• ЗАДАНИЯ
A – Ответьте по фрагменту о редакции «Times»:
(i) Кто в Вашингтоне наседал на Тома Уикера?
(ii) Каким словом Рестон назвал теперешний Вашингтон?
(iii) Сколько лет исполнится Артуру Кроку в ноябре?
B – Перепишите дословно отрывок из фрагмента о редакции «Times» от слов «Больше года Нью-Йорк» до слов «расплачиваться за нее.».

• ФРАГМЕНТ СТРАНИЦЫ
★ ★ ★ ★ ★ ★ ★

Фрэнк Синатра простудился и другие истории - Гэй Тализ
Национальный редактор Клод Ситтон тоже выжимал теперь все что мог из своих репортеров, особенно таких, как Рой Рид, отрабатывавший расовые демонстрации на юге США – Ситтон и сам в бытность репортером фокусировался именно на этой теме. Когда в Миссисипи застрелили Джеймса Мередита, фото распростертого на дороге активиста передали по телеграфу в Нью-Йорк; Ситтон схватил снимок, внимательно изучил и спросил: «А почему Роя Рида не видать?»
На Тома Уикера в Вашингтоне наседал человек Дэниэла – Гаррисон Солсбери, вечно укорявший главу бюро в недостатке эксклюзивных материалов. Позже в Нью-Йорке принялись обсуждать, а не стоит ли сместить Уикера с поста шефа бюро. В Вашингтоне Солсбери невзлюбили еще больше – Дэниэла тоже, но по касательной. Солсбери теперь называли «Распутиным» при исполнительном редакторе.
Уикера стойко защищал Джеймс Рестон, но Нью-Йорк не ослабил натиска. На вашингтонское бюро обрушились обвинения в фаворитизме по отношению к их друзьям из правительства, а самого Уикера ругали и за плохое руководство, и за репортажи. Он не приносит эксклюзивов, говорили они, не уточняя, впрочем, какие именно эксклюзивные истории Уикер упускал и откуда должен был их выуживать, когда эксклюзива нет ни у кого. Нью-йоркские редакторы подчеркивали, что Рестон в молодые годы поставлял много уникального материала, но сам Рестон тут же возразил, что тогда Вашингтон был совсем другим: только закончилась война, то и дело появлялись новые государства, новости лежали на поверхности. А теперь, говорил он, Вашингтон – это город одного человека, Джонсонвилл; и если бы Уикер переживал об атаках Нью-Йорка, он бы только и делал, что освещал все телодвижения и настроения президента.
Больше года Нью-Йорк бодался с Вашингтоном; кое-кто из столичного бюро жаловался, что Нью-Йорк не может простить независимости, какой пользовались Крок, а потом Рестон, и заставляет Уикера расплачиваться за нее.
Еще в июле 1966‑го центральные власти были решительно настроены убрать Тома Уикера из Вашингтона. Если Артур Крок выйдет в отставку – ведь ему в ноябре исполнится восемьдесят, хотя внешне он так же бодр, как когда пришел в «Times» в 27‑м, – Уикеру как раз получилось бы дать колонку на первой полосе.

★ ★ ★ ★ ★ ★ ★

[Аннотированные записи элементов]
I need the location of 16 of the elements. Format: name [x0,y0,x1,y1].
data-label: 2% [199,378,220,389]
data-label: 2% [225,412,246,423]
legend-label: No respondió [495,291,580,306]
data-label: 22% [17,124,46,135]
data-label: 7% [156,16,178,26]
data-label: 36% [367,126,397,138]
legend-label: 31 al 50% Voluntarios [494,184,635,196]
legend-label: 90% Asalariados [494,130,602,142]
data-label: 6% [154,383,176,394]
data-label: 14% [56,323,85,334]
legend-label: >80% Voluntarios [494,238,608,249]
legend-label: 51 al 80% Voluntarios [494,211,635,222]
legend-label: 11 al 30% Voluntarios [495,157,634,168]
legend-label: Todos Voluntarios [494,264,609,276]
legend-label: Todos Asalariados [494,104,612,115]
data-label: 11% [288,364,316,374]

★ ★ ★ ★ ★ ★ ★

• ПРАВИЛЬНЫЕ ОТВЕТЫ
A –
(i) Гаррисон Солсбери.
(ii) Джонсонвилл.
(iii) Восемьдесят.

B –
Больше года Нью-Йорк бодался с Вашингтоном; кое-кто из столичного бюро жаловался, что Нью-Йорк не может простить независимости, какой пользовались Крок, а потом Рестон, и заставляет Уикера расплачиваться за нее.